■ Passage for review:

Adolf Wölfli’s freedom is a result of utter captivity: from 1895 until his death in 1930, no less than 35 years, he was an inmate of the psychiatric hospital of Waldau near Bern and never saw the outside world again. Realised during this time, his ‘gesamtkunstwerk’ involving drawings, paintings, poetry and music came out of an imaginary world that was responsible for upholding a steady flux between reality and fiction. Wölfli formed the material into multi-facetted yet fanciful works of text, music and painting that were fascinatingly charged even by today’s standards. His symphonic texts are not only teeming with sound-painting, magic numbers, poems, songs and marches, but also direct references to music. “The above song is a 16-count march, precisely as the text implicates”, is what is found at various points in his gigantic almost 1000-page text work “From the Cradle to the Grave”.

One should therefore get to know Wölfli and his musical approach even better, namely in the leap-year 2016 – Wölfli was born on the 29th February 1864 – and the commissioning of three selected composers to write for chamber music Ensemble. This is a format that corresponds in size and constitution to that which Adolf Wölfli had ringing in his “mind’s ear”. Before becoming a resident at Waldau, Wölfli heard many different street musicians, village choirs, ländler bands and types of dance music working as a nomadic farmhand. These styles must have been a foundation for the internal coalescence of his music-text pieces. With that, “Wölfli in the leap year” will be an exciting new Wölfli production – new artistic constellations will be searched for, new facets of his work will be found, and excitement about the answers to artistic questions is already very much in the air.

■ Required action 1:
How many years did Adolf Wölfli spend as an inmate at the Waldau psychiatric hospital, according to the text on Wölfli?
■ Required action 2:
Translate this sentence from the text on Wölfli into Spanish: "This is a format that corresponds in size and constitution to that which Adolf Wölfli had ringing in his “mind’s ear”."
■ Required action 3:
Please reproduce the stretch of the text on Wölfli from "One should therefore" through "in the air.".

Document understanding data
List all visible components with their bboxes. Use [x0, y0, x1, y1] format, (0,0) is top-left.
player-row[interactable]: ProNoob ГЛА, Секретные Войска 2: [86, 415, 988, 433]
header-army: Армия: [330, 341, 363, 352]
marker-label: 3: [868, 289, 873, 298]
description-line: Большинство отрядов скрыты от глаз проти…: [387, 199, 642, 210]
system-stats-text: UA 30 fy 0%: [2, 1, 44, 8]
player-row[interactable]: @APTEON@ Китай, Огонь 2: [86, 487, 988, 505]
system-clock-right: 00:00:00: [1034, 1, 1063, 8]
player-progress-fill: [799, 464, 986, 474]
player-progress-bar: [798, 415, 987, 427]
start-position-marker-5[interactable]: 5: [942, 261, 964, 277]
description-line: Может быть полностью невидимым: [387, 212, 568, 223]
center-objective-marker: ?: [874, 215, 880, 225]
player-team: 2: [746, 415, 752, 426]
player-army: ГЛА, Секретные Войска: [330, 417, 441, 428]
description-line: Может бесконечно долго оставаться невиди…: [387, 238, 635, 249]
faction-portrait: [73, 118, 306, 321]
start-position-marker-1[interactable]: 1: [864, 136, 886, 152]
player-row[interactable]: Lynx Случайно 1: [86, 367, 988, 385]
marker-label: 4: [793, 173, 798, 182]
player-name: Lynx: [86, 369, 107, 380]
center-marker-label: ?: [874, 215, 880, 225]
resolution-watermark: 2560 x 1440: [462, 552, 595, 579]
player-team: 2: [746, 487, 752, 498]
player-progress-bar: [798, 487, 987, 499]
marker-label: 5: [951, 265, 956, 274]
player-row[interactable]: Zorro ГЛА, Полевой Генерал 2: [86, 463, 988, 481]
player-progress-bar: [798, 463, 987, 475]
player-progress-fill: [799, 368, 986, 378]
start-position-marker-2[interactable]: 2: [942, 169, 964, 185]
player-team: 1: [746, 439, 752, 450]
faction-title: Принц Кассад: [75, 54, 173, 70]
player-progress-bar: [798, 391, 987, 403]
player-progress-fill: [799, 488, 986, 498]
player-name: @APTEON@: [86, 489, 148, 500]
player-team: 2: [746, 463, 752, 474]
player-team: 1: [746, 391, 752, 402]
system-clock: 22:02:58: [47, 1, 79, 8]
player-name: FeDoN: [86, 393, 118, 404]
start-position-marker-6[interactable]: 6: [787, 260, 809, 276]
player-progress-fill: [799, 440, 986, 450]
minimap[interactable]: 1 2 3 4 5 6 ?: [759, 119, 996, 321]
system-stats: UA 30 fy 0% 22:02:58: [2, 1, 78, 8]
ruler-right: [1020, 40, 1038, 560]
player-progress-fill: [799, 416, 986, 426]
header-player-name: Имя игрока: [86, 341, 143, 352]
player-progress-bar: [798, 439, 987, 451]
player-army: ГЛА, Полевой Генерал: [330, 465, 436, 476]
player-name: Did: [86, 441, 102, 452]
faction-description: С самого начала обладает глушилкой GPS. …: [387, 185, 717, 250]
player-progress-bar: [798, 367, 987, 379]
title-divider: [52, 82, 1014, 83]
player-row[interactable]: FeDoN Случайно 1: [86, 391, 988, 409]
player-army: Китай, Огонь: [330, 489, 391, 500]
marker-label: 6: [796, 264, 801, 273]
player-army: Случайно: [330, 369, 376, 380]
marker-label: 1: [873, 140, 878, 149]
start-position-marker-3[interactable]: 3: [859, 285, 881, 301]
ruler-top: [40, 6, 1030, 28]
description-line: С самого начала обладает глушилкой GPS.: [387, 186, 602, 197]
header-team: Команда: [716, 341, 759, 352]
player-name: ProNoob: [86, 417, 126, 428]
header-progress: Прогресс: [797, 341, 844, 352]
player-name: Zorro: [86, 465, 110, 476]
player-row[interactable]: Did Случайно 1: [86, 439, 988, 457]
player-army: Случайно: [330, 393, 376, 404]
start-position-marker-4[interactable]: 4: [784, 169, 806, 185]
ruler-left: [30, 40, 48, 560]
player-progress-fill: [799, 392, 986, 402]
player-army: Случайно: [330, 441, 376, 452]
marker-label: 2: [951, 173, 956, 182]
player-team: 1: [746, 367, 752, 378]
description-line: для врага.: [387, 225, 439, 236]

■ Written response 1:
35 years, from 1895 until his death in 1930.

■ Written response 2:
Este es un formato que corresponde en tamaño y constitución a aquel que Adolf Wölfli tenía resonando en el «oído de su mente».

■ Written response 3:
One should therefore get to know Wölfli and his musical approach even better, namely in the leap-year 2016 – Wölfli was born on the 29th February 1864 – and the commissioning of three selected composers to write for chamber music Ensemble. This is a format that corresponds in size and constitution to that which Adolf Wölfli had ringing in his “mind’s ear”. Before becoming a resident at Waldau, Wölfli heard many different street musicians, village choirs, ländler bands and types of dance music working as a nomadic farmhand. These styles must have been a foundation for the internal coalescence of his music-text pieces. With that, “Wölfli in the leap year” will be an exciting new Wölfli production – new artistic constellations will be searched for, new facets of his work will be found, and excitement about the answers to artistic questions is already very much in the air.